| Written exercise |
Copy out the data below as written; omit any images.

● ● ● ● ● ● ●

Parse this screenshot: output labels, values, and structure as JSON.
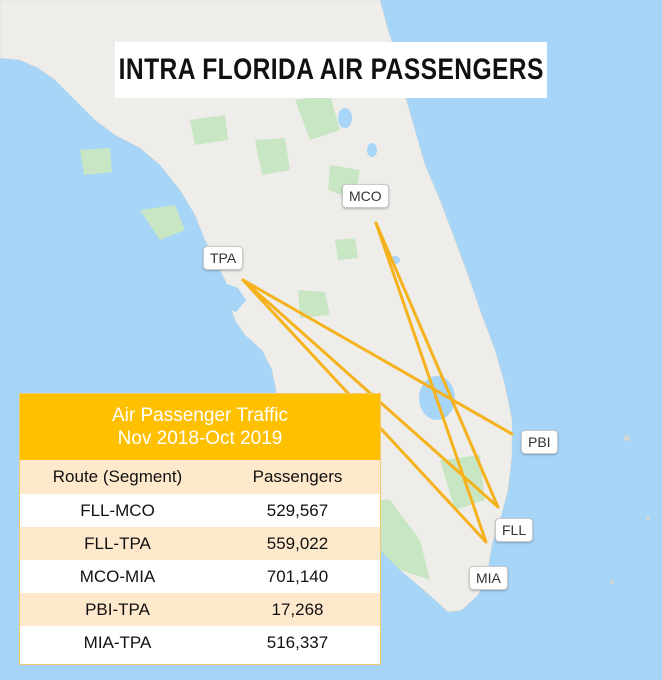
{
  "title": "INTRA FLORIDA AIR PASSENGERS",
  "airports": [
    {
      "code": "MCO",
      "name": "airport-label-mco"
    },
    {
      "code": "TPA",
      "name": "airport-label-tpa"
    },
    {
      "code": "PBI",
      "name": "airport-label-pbi"
    },
    {
      "code": "FLL",
      "name": "airport-label-fll"
    },
    {
      "code": "MIA",
      "name": "airport-label-mia"
    }
  ],
  "routes": [
    "FLL-MCO",
    "FLL-TPA",
    "MCO-MIA",
    "PBI-TPA",
    "MIA-TPA"
  ],
  "table": {
    "title_line1": "Air Passenger Traffic",
    "title_line2": "Nov 2018-Oct 2019",
    "col_route": "Route (Segment)",
    "col_passengers": "Passengers",
    "rows": [
      {
        "route": "FLL-MCO",
        "passengers": "529,567"
      },
      {
        "route": "FLL-TPA",
        "passengers": "559,022"
      },
      {
        "route": "MCO-MIA",
        "passengers": "701,140"
      },
      {
        "route": "PBI-TPA",
        "passengers": "17,268"
      },
      {
        "route": "MIA-TPA",
        "passengers": "516,337"
      }
    ]
  },
  "colors": {
    "water": "#a6d5f7",
    "land": "#eeede9",
    "park": "#c9e6c4",
    "route_line": "#f5b21c",
    "table_header": "#ffc000",
    "table_stripe": "#ffe9cc"
  }
}
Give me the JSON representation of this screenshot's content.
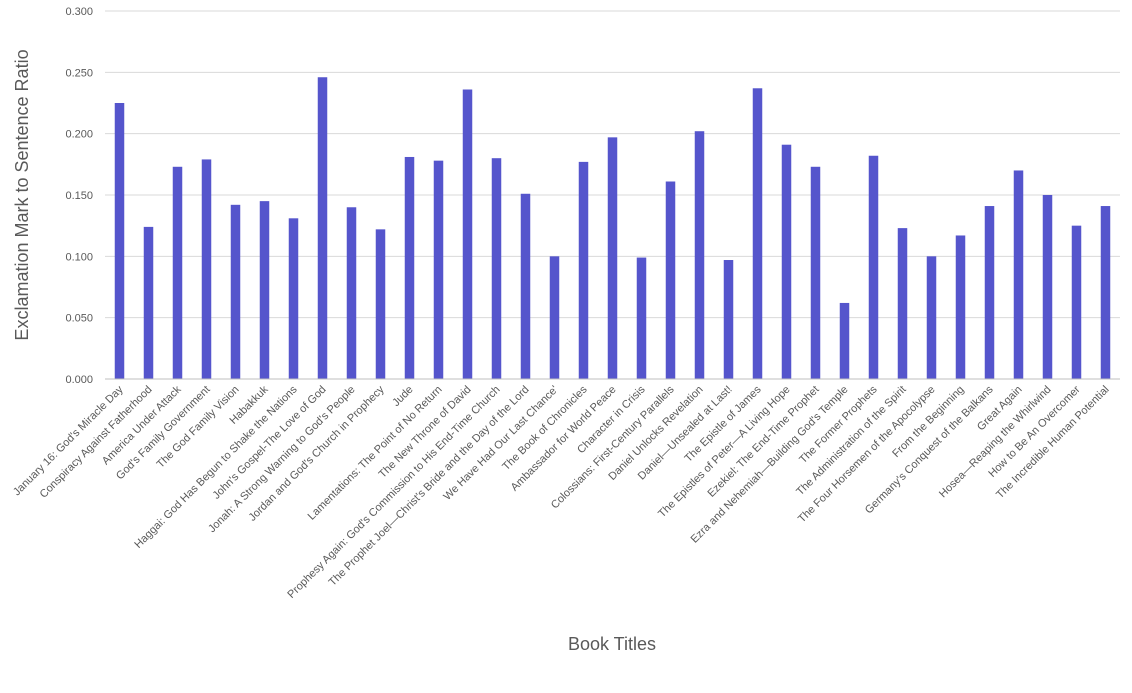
{
  "chart_data": {
    "type": "bar",
    "title": "",
    "xlabel": "Book Titles",
    "ylabel": "Exclamation Mark to Sentence Ratio",
    "ylim": [
      0,
      0.3
    ],
    "yticks": [
      "0.000",
      "0.050",
      "0.100",
      "0.150",
      "0.200",
      "0.250",
      "0.300"
    ],
    "grid": true,
    "legend": "none",
    "bar_color": "#5555cc",
    "grid_color": "#d9d9d9",
    "axis_color": "#bfbfbf",
    "text_color": "#595959",
    "categories": [
      "January 16: God's Miracle Day",
      "Conspiracy Against Fatherhood",
      "America Under Attack",
      "God's Family Government",
      "The God Family Vision",
      "Habakkuk",
      "Haggai: God Has Begun to Shake the Nations",
      "John's Gospel-The Love of God",
      "Jonah: A Strong Warning to God's People",
      "Jordan and God's Church in Prophecy",
      "Jude",
      "Lamentations: The Point of No Return",
      "The New Throne of David",
      "Prophesy Again: God's Commission to His End-Time Church",
      "The Prophet Joel—Christ's Bride and the Day of the Lord",
      "We Have Had Our Last Chance'",
      "The Book of Chronicles",
      "Ambassador for World Peace",
      "Character in Crisis",
      "Colossians: First-Century Parallels",
      "Daniel Unlocks Revelation",
      "Daniel—Unsealed at Last!",
      "The Epistle of James",
      "The Epistles of Peter—A Living Hope",
      "Ezekiel: The End-Time Prophet",
      "Ezra and Nehemiah—Building God's Temple",
      "The Former Prophets",
      "The Administration of the Spirit",
      "The Four Horsemen of the Apocolypse",
      "From the Beginning",
      "Germany's Conquest of the Balkans",
      "Great Again",
      "Hosea—Reaping the Whirlwind",
      "How to Be An Overcomer",
      "The Incredible Human Potential"
    ],
    "values": [
      0.225,
      0.124,
      0.173,
      0.179,
      0.142,
      0.145,
      0.131,
      0.246,
      0.14,
      0.122,
      0.181,
      0.178,
      0.236,
      0.18,
      0.151,
      0.1,
      0.177,
      0.197,
      0.099,
      0.161,
      0.202,
      0.097,
      0.237,
      0.191,
      0.173,
      0.062,
      0.182,
      0.123,
      0.1,
      0.117,
      0.141,
      0.17,
      0.15,
      0.125,
      0.141
    ]
  }
}
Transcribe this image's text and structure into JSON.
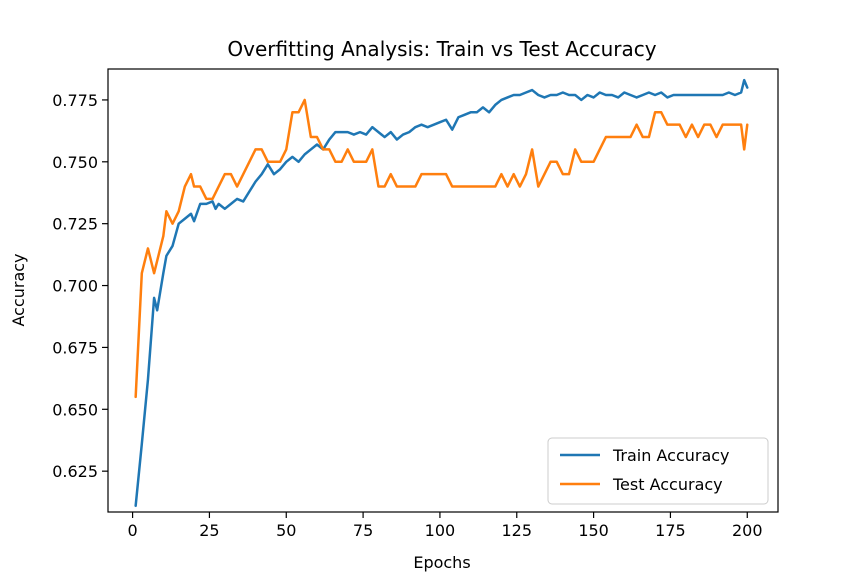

● ● ● ● ● ● ●

| Written response |
Parse this screenshot: output labels, values, and structure as JSON.
{
  "title": "INTRA FLORIDA AIR PASSENGERS",
  "airports": [
    {
      "code": "MCO",
      "name": "airport-label-mco"
    },
    {
      "code": "TPA",
      "name": "airport-label-tpa"
    },
    {
      "code": "PBI",
      "name": "airport-label-pbi"
    },
    {
      "code": "FLL",
      "name": "airport-label-fll"
    },
    {
      "code": "MIA",
      "name": "airport-label-mia"
    }
  ],
  "routes": [
    "FLL-MCO",
    "FLL-TPA",
    "MCO-MIA",
    "PBI-TPA",
    "MIA-TPA"
  ],
  "table": {
    "title_line1": "Air Passenger Traffic",
    "title_line2": "Nov 2018-Oct 2019",
    "col_route": "Route (Segment)",
    "col_passengers": "Passengers",
    "rows": [
      {
        "route": "FLL-MCO",
        "passengers": "529,567"
      },
      {
        "route": "FLL-TPA",
        "passengers": "559,022"
      },
      {
        "route": "MCO-MIA",
        "passengers": "701,140"
      },
      {
        "route": "PBI-TPA",
        "passengers": "17,268"
      },
      {
        "route": "MIA-TPA",
        "passengers": "516,337"
      }
    ]
  },
  "colors": {
    "water": "#a6d5f7",
    "land": "#eeede9",
    "park": "#c9e6c4",
    "route_line": "#f5b21c",
    "table_header": "#ffc000",
    "table_stripe": "#ffe9cc"
  }
}
Give me the JSON representation of this screenshot's content.
{
  "chart_data": {
    "type": "bar",
    "title": "",
    "xlabel": "Book Titles",
    "ylabel": "Exclamation Mark to Sentence Ratio",
    "ylim": [
      0,
      0.3
    ],
    "yticks": [
      "0.000",
      "0.050",
      "0.100",
      "0.150",
      "0.200",
      "0.250",
      "0.300"
    ],
    "grid": true,
    "legend": "none",
    "bar_color": "#5555cc",
    "grid_color": "#d9d9d9",
    "axis_color": "#bfbfbf",
    "text_color": "#595959",
    "categories": [
      "January 16: God's Miracle Day",
      "Conspiracy Against Fatherhood",
      "America Under Attack",
      "God's Family Government",
      "The God Family Vision",
      "Habakkuk",
      "Haggai: God Has Begun to Shake the Nations",
      "John's Gospel-The Love of God",
      "Jonah: A Strong Warning to God's People",
      "Jordan and God's Church in Prophecy",
      "Jude",
      "Lamentations: The Point of No Return",
      "The New Throne of David",
      "Prophesy Again: God's Commission to His End-Time Church",
      "The Prophet Joel—Christ's Bride and the Day of the Lord",
      "We Have Had Our Last Chance'",
      "The Book of Chronicles",
      "Ambassador for World Peace",
      "Character in Crisis",
      "Colossians: First-Century Parallels",
      "Daniel Unlocks Revelation",
      "Daniel—Unsealed at Last!",
      "The Epistle of James",
      "The Epistles of Peter—A Living Hope",
      "Ezekiel: The End-Time Prophet",
      "Ezra and Nehemiah—Building God's Temple",
      "The Former Prophets",
      "The Administration of the Spirit",
      "The Four Horsemen of the Apocolypse",
      "From the Beginning",
      "Germany's Conquest of the Balkans",
      "Great Again",
      "Hosea—Reaping the Whirlwind",
      "How to Be An Overcomer",
      "The Incredible Human Potential"
    ],
    "values": [
      0.225,
      0.124,
      0.173,
      0.179,
      0.142,
      0.145,
      0.131,
      0.246,
      0.14,
      0.122,
      0.181,
      0.178,
      0.236,
      0.18,
      0.151,
      0.1,
      0.177,
      0.197,
      0.099,
      0.161,
      0.202,
      0.097,
      0.237,
      0.191,
      0.173,
      0.062,
      0.182,
      0.123,
      0.1,
      0.117,
      0.141,
      0.17,
      0.15,
      0.125,
      0.141
    ]
  }
}
Transcribe this image's text and structure into JSON.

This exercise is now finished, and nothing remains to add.